[REQUIRED WORK]: Can you transcribe every line exactly and leave the pictures behind?

[DATA TO PROCESS]:

((

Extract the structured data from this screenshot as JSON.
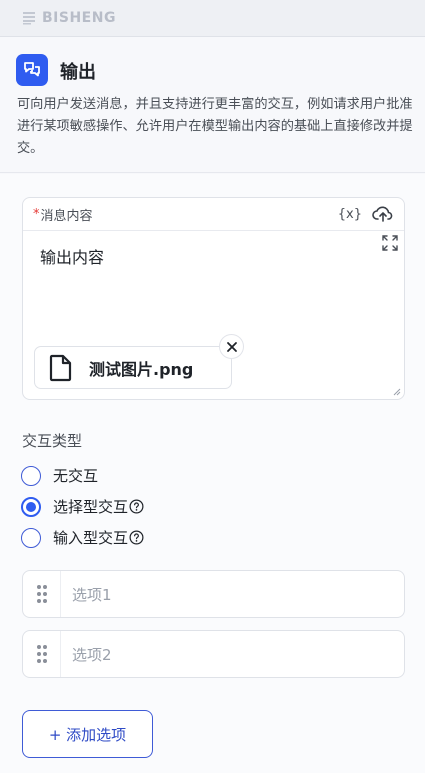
{
  "app": {
    "brand": "BISHENG"
  },
  "node": {
    "title": "输出",
    "description": "可向用户发送消息，并且支持进行更丰富的交互，例如请求用户批准进行某项敏感操作、允许用户在模型输出内容的基础上直接修改并提交。"
  },
  "message": {
    "required_mark": "*",
    "label": "消息内容",
    "variable_button": "{x}",
    "text": "输出内容",
    "attachment": {
      "file_name": "测试图片.png"
    }
  },
  "interaction": {
    "label": "交互类型",
    "options": [
      {
        "label": "无交互",
        "selected": false,
        "has_help": false
      },
      {
        "label": "选择型交互",
        "selected": true,
        "has_help": true
      },
      {
        "label": "输入型交互",
        "selected": false,
        "has_help": true
      }
    ]
  },
  "choice_options": [
    {
      "placeholder": "选项1"
    },
    {
      "placeholder": "选项2"
    }
  ],
  "add_option_button": "+ 添加选项",
  "colors": {
    "accent": "#2f5cf0",
    "required": "#e53935"
  }
}
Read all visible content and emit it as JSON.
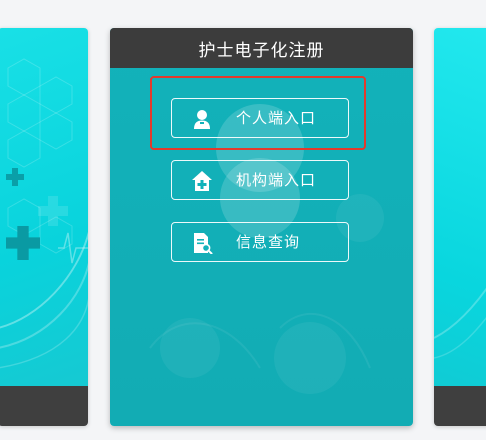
{
  "main_card": {
    "title": "护士电子化注册",
    "buttons": [
      {
        "label": "个人端入口",
        "icon": "person-icon"
      },
      {
        "label": "机构端入口",
        "icon": "hospital-icon"
      },
      {
        "label": "信息查询",
        "icon": "document-search-icon"
      }
    ]
  },
  "colors": {
    "card_teal": "#12b2ba",
    "header_dark": "#3c3c3c",
    "side_card_cyan": "#09d3dc",
    "highlight_red": "#e33a2c"
  }
}
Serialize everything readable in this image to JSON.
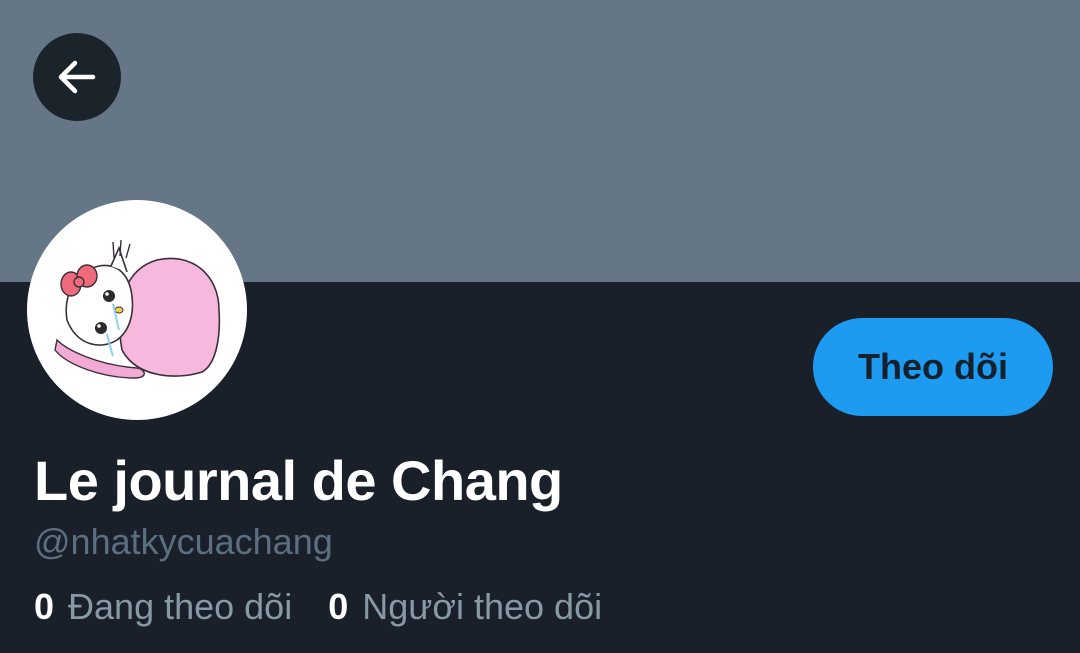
{
  "header": {
    "back_icon": "arrow-left-icon"
  },
  "profile": {
    "display_name": "Le journal de Chang",
    "handle": "@nhatkycuachang",
    "follow_button_label": "Theo dõi",
    "avatar_icon": "hello-kitty-avatar",
    "stats": [
      {
        "count": "0",
        "label": "Đang theo dõi"
      },
      {
        "count": "0",
        "label": "Người theo dõi"
      }
    ]
  },
  "colors": {
    "banner": "#657786",
    "background": "#192029",
    "accent": "#1d9bf0"
  }
}
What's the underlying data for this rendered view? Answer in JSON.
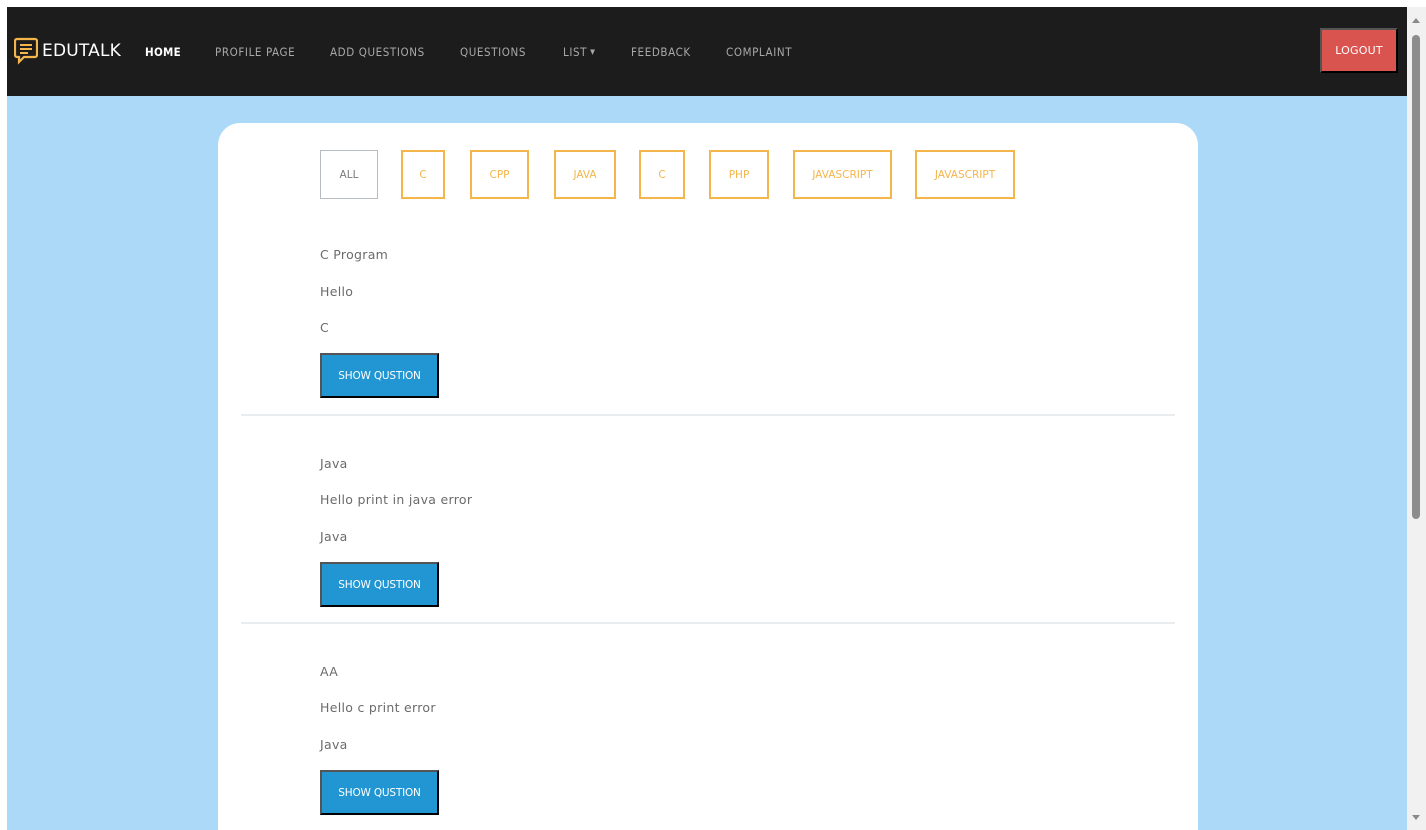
{
  "brand": {
    "name": "EDUTALK",
    "icon": "chat-bubble-icon"
  },
  "nav": {
    "items": [
      {
        "label": "HOME",
        "active": true
      },
      {
        "label": "PROFILE PAGE",
        "active": false
      },
      {
        "label": "ADD QUESTIONS",
        "active": false
      },
      {
        "label": "QUESTIONS",
        "active": false
      },
      {
        "label": "LIST",
        "active": false,
        "dropdown": true
      },
      {
        "label": "FEEDBACK",
        "active": false
      },
      {
        "label": "COMPLAINT",
        "active": false
      }
    ],
    "logout_label": "LOGOUT"
  },
  "filters": [
    "ALL",
    "C",
    "CPP",
    "JAVA",
    "C",
    "PHP",
    "JAVASCRIPT",
    "JAVASCRIPT"
  ],
  "questions": [
    {
      "title": "C Program",
      "body": "Hello",
      "language": "C",
      "button_label": "SHOW QUSTION"
    },
    {
      "title": "Java",
      "body": "Hello print in java error",
      "language": "Java",
      "button_label": "SHOW QUSTION"
    },
    {
      "title": "AA",
      "body": "Hello c print error",
      "language": "Java",
      "button_label": "SHOW QUSTION"
    }
  ],
  "colors": {
    "navbar_bg": "#1c1c1c",
    "page_bg": "#acd9f7",
    "brand_icon": "#f4b54a",
    "filter_border": "#f4b54a",
    "button_bg": "#2196d3",
    "logout_bg": "#d9534f"
  }
}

))

[EXERCISE ANSWER]:
Extract the structured data from this screenshot as JSON.
{
  "app": {
    "brand": "BISHENG"
  },
  "node": {
    "title": "输出",
    "description": "可向用户发送消息，并且支持进行更丰富的交互，例如请求用户批准进行某项敏感操作、允许用户在模型输出内容的基础上直接修改并提交。"
  },
  "message": {
    "required_mark": "*",
    "label": "消息内容",
    "variable_button": "{x}",
    "text": "输出内容",
    "attachment": {
      "file_name": "测试图片.png"
    }
  },
  "interaction": {
    "label": "交互类型",
    "options": [
      {
        "label": "无交互",
        "selected": false,
        "has_help": false
      },
      {
        "label": "选择型交互",
        "selected": true,
        "has_help": true
      },
      {
        "label": "输入型交互",
        "selected": false,
        "has_help": true
      }
    ]
  },
  "choice_options": [
    {
      "placeholder": "选项1"
    },
    {
      "placeholder": "选项2"
    }
  ],
  "add_option_button": "+ 添加选项",
  "colors": {
    "accent": "#2f5cf0",
    "required": "#e53935"
  }
}
Read all visible content and emit it as JSON.
{
  "main_card": {
    "title": "护士电子化注册",
    "buttons": [
      {
        "label": "个人端入口",
        "icon": "person-icon"
      },
      {
        "label": "机构端入口",
        "icon": "hospital-icon"
      },
      {
        "label": "信息查询",
        "icon": "document-search-icon"
      }
    ]
  },
  "colors": {
    "card_teal": "#12b2ba",
    "header_dark": "#3c3c3c",
    "side_card_cyan": "#09d3dc",
    "highlight_red": "#e33a2c"
  }
}
Serialize everything readable in this image to JSON.
{
  "header": {
    "back_icon": "arrow-left-icon"
  },
  "profile": {
    "display_name": "Le journal de Chang",
    "handle": "@nhatkycuachang",
    "follow_button_label": "Theo dõi",
    "avatar_icon": "hello-kitty-avatar",
    "stats": [
      {
        "count": "0",
        "label": "Đang theo dõi"
      },
      {
        "count": "0",
        "label": "Người theo dõi"
      }
    ]
  },
  "colors": {
    "banner": "#657786",
    "background": "#192029",
    "accent": "#1d9bf0"
  }
}
What's the underlying data for this rendered view? Answer in JSON.
{
  "brand": {
    "name": "EDUTALK",
    "icon": "chat-bubble-icon"
  },
  "nav": {
    "items": [
      {
        "label": "HOME",
        "active": true
      },
      {
        "label": "PROFILE PAGE",
        "active": false
      },
      {
        "label": "ADD QUESTIONS",
        "active": false
      },
      {
        "label": "QUESTIONS",
        "active": false
      },
      {
        "label": "LIST",
        "active": false,
        "dropdown": true
      },
      {
        "label": "FEEDBACK",
        "active": false
      },
      {
        "label": "COMPLAINT",
        "active": false
      }
    ],
    "logout_label": "LOGOUT"
  },
  "filters": [
    "ALL",
    "C",
    "CPP",
    "JAVA",
    "C",
    "PHP",
    "JAVASCRIPT",
    "JAVASCRIPT"
  ],
  "questions": [
    {
      "title": "C Program",
      "body": "Hello",
      "language": "C",
      "button_label": "SHOW QUSTION"
    },
    {
      "title": "Java",
      "body": "Hello print in java error",
      "language": "Java",
      "button_label": "SHOW QUSTION"
    },
    {
      "title": "AA",
      "body": "Hello c print error",
      "language": "Java",
      "button_label": "SHOW QUSTION"
    }
  ],
  "colors": {
    "navbar_bg": "#1c1c1c",
    "page_bg": "#acd9f7",
    "brand_icon": "#f4b54a",
    "filter_border": "#f4b54a",
    "button_bg": "#2196d3",
    "logout_bg": "#d9534f"
  }
}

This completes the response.